═══ Task inputs

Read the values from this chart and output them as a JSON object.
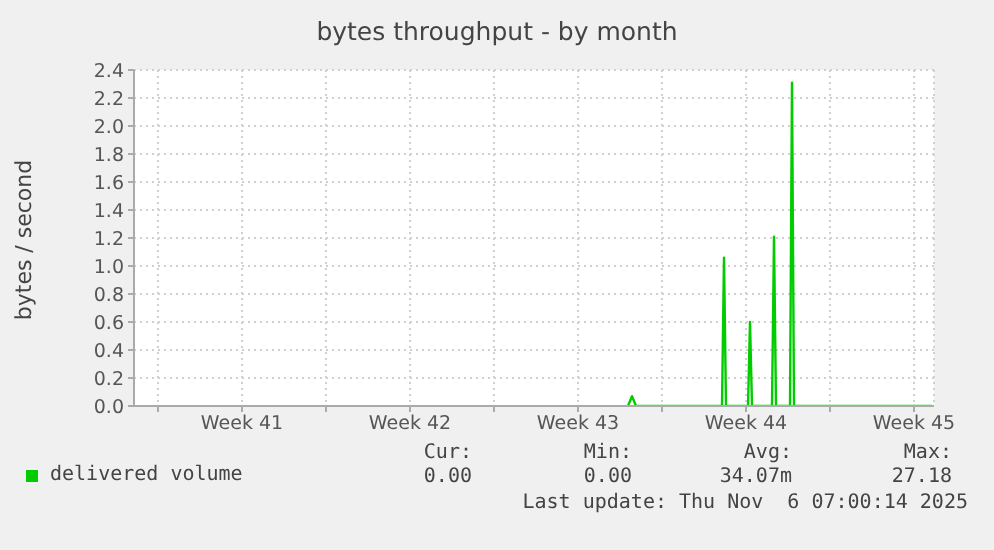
{
  "chart_data": {
    "type": "line",
    "title": "bytes throughput - by month",
    "ylabel": "bytes / second",
    "xlim": [
      "2025-10-05",
      "2025-11-07T08:00"
    ],
    "xticks": [
      {
        "value": "2025-10-06",
        "label": null
      },
      {
        "value": "2025-10-09T12:00",
        "label": "Week 41"
      },
      {
        "value": "2025-10-13",
        "label": null
      },
      {
        "value": "2025-10-16T12:00",
        "label": "Week 42"
      },
      {
        "value": "2025-10-20",
        "label": null
      },
      {
        "value": "2025-10-23T12:00",
        "label": "Week 43"
      },
      {
        "value": "2025-10-27",
        "label": null
      },
      {
        "value": "2025-10-30T12:00",
        "label": "Week 44"
      },
      {
        "value": "2025-11-03",
        "label": null
      },
      {
        "value": "2025-11-06T12:00",
        "label": "Week 45"
      }
    ],
    "ylim": [
      0,
      2.4
    ],
    "yticks": [
      {
        "value": 0,
        "label": "0.0"
      },
      0.2,
      0.4,
      0.6,
      0.8,
      {
        "value": 1,
        "label": "1.0"
      },
      1.2,
      1.4,
      1.6,
      1.8,
      {
        "value": 2,
        "label": "2.0"
      },
      2.2,
      2.4
    ],
    "x": [
      "2025-10-25T14:00",
      "2025-10-25T18:00",
      "2025-10-25T22:00",
      "2025-10-29T12:00",
      "2025-10-29T14:00",
      "2025-10-29T16:00",
      "2025-10-30T14:00",
      "2025-10-30T16:00",
      "2025-10-30T18:00",
      "2025-10-31T14:00",
      "2025-10-31T16:00",
      "2025-10-31T18:00",
      "2025-11-01T08:00",
      "2025-11-01T10:00",
      "2025-11-01T12:00",
      "2025-11-07T06:00"
    ],
    "series": [
      {
        "name": "delivered volume",
        "color": "#00cc00",
        "values": [
          0,
          0.07,
          0,
          0,
          1.06,
          0,
          0,
          0.6,
          0,
          0,
          1.21,
          0,
          0,
          2.31,
          0,
          0
        ]
      }
    ],
    "grid": true,
    "legend": "bottom",
    "annotations": [
      "Cur:",
      "Min:",
      "Avg:",
      "Max:",
      "0.00",
      "0.00",
      "34.07m",
      "27.18",
      "Last update: Thu Nov  6 07:00:14 2025"
    ]
  }
}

══════

• **What is being asked**:
Select all lines with the word "Week" from the entries above.

• **Exercise output**:
        "label": "Week 41"
        "label": "Week 42"
        "label": "Week 43"
        "label": "Week 44"
        "label": "Week 45"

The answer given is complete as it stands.